What you will do: Return all the entries exactly, keeping pictures out.
===
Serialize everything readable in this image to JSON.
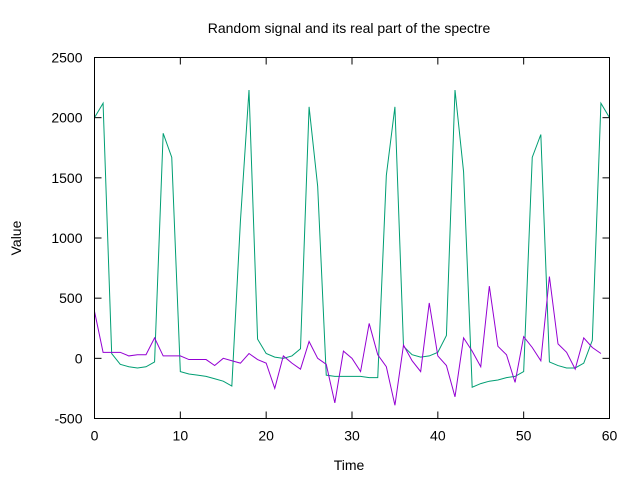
{
  "chart_data": {
    "type": "line",
    "title": "Random signal and its real part of the spectre",
    "xlabel": "Time",
    "ylabel": "Value",
    "xlim": [
      0,
      60
    ],
    "ylim": [
      -500,
      2500
    ],
    "x_ticks": [
      "0",
      "10",
      "20",
      "30",
      "40",
      "50",
      "60"
    ],
    "y_ticks": [
      "-500",
      "0",
      "500",
      "1000",
      "1500",
      "2000",
      "2500"
    ],
    "grid": false,
    "legend": "none",
    "series": [
      {
        "color": "#009E73",
        "x": [
          0,
          1,
          2,
          3,
          4,
          5,
          6,
          7,
          8,
          9,
          10,
          11,
          12,
          13,
          14,
          15,
          16,
          17,
          18,
          19,
          20,
          21,
          22,
          23,
          24,
          25,
          26,
          27,
          28,
          29,
          30,
          31,
          32,
          33,
          34,
          35,
          36,
          37,
          38,
          39,
          40,
          41,
          42,
          43,
          44,
          45,
          46,
          47,
          48,
          49,
          50,
          51,
          52,
          53,
          54,
          55,
          56,
          57,
          58,
          59,
          60
        ],
        "values": [
          2000,
          2120,
          40,
          -50,
          -70,
          -80,
          -70,
          -30,
          1870,
          1670,
          -110,
          -130,
          -140,
          -150,
          -170,
          -190,
          -230,
          1140,
          2230,
          160,
          40,
          10,
          0,
          20,
          80,
          2090,
          1430,
          -140,
          -150,
          -150,
          -150,
          -150,
          -160,
          -160,
          1520,
          2090,
          100,
          30,
          10,
          20,
          50,
          190,
          2230,
          1550,
          -240,
          -210,
          -190,
          -180,
          -160,
          -150,
          -110,
          1670,
          1860,
          -30,
          -60,
          -80,
          -80,
          -40,
          150,
          2120,
          2000
        ]
      },
      {
        "color": "#9400D3",
        "x": [
          0,
          1,
          2,
          3,
          4,
          5,
          6,
          7,
          8,
          9,
          10,
          11,
          12,
          13,
          14,
          15,
          16,
          17,
          18,
          19,
          20,
          21,
          22,
          23,
          24,
          25,
          26,
          27,
          28,
          29,
          30,
          31,
          32,
          33,
          34,
          35,
          36,
          37,
          38,
          39,
          40,
          41,
          42,
          43,
          44,
          45,
          46,
          47,
          48,
          49,
          50,
          51,
          52,
          53,
          54,
          55,
          56,
          57,
          58,
          59
        ],
        "values": [
          390,
          50,
          50,
          50,
          20,
          30,
          30,
          170,
          20,
          20,
          20,
          -10,
          -10,
          -10,
          -60,
          0,
          -20,
          -40,
          40,
          -10,
          -40,
          -250,
          20,
          -40,
          -90,
          140,
          0,
          -50,
          -370,
          60,
          0,
          -110,
          290,
          30,
          -70,
          -390,
          110,
          -20,
          -110,
          460,
          20,
          -60,
          -320,
          170,
          60,
          -70,
          600,
          100,
          30,
          -200,
          180,
          90,
          -20,
          680,
          120,
          50,
          -90,
          170,
          90,
          40
        ]
      }
    ]
  }
}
===
Solution below:
Serialize everything readable in this image to JSON.
{
  "chart_data": {
    "type": "line",
    "title": "Random signal and its real part of the spectre",
    "xlabel": "Time",
    "ylabel": "Value",
    "xlim": [
      0,
      60
    ],
    "ylim": [
      -500,
      2500
    ],
    "x_ticks": [
      "0",
      "10",
      "20",
      "30",
      "40",
      "50",
      "60"
    ],
    "y_ticks": [
      "-500",
      "0",
      "500",
      "1000",
      "1500",
      "2000",
      "2500"
    ],
    "grid": false,
    "legend": "none",
    "series": [
      {
        "color": "#009E73",
        "x": [
          0,
          1,
          2,
          3,
          4,
          5,
          6,
          7,
          8,
          9,
          10,
          11,
          12,
          13,
          14,
          15,
          16,
          17,
          18,
          19,
          20,
          21,
          22,
          23,
          24,
          25,
          26,
          27,
          28,
          29,
          30,
          31,
          32,
          33,
          34,
          35,
          36,
          37,
          38,
          39,
          40,
          41,
          42,
          43,
          44,
          45,
          46,
          47,
          48,
          49,
          50,
          51,
          52,
          53,
          54,
          55,
          56,
          57,
          58,
          59,
          60
        ],
        "values": [
          2000,
          2120,
          40,
          -50,
          -70,
          -80,
          -70,
          -30,
          1870,
          1670,
          -110,
          -130,
          -140,
          -150,
          -170,
          -190,
          -230,
          1140,
          2230,
          160,
          40,
          10,
          0,
          20,
          80,
          2090,
          1430,
          -140,
          -150,
          -150,
          -150,
          -150,
          -160,
          -160,
          1520,
          2090,
          100,
          30,
          10,
          20,
          50,
          190,
          2230,
          1550,
          -240,
          -210,
          -190,
          -180,
          -160,
          -150,
          -110,
          1670,
          1860,
          -30,
          -60,
          -80,
          -80,
          -40,
          150,
          2120,
          2000
        ]
      },
      {
        "color": "#9400D3",
        "x": [
          0,
          1,
          2,
          3,
          4,
          5,
          6,
          7,
          8,
          9,
          10,
          11,
          12,
          13,
          14,
          15,
          16,
          17,
          18,
          19,
          20,
          21,
          22,
          23,
          24,
          25,
          26,
          27,
          28,
          29,
          30,
          31,
          32,
          33,
          34,
          35,
          36,
          37,
          38,
          39,
          40,
          41,
          42,
          43,
          44,
          45,
          46,
          47,
          48,
          49,
          50,
          51,
          52,
          53,
          54,
          55,
          56,
          57,
          58,
          59
        ],
        "values": [
          390,
          50,
          50,
          50,
          20,
          30,
          30,
          170,
          20,
          20,
          20,
          -10,
          -10,
          -10,
          -60,
          0,
          -20,
          -40,
          40,
          -10,
          -40,
          -250,
          20,
          -40,
          -90,
          140,
          0,
          -50,
          -370,
          60,
          0,
          -110,
          290,
          30,
          -70,
          -390,
          110,
          -20,
          -110,
          460,
          20,
          -60,
          -320,
          170,
          60,
          -70,
          600,
          100,
          30,
          -200,
          180,
          90,
          -20,
          680,
          120,
          50,
          -90,
          170,
          90,
          40
        ]
      }
    ]
  }
}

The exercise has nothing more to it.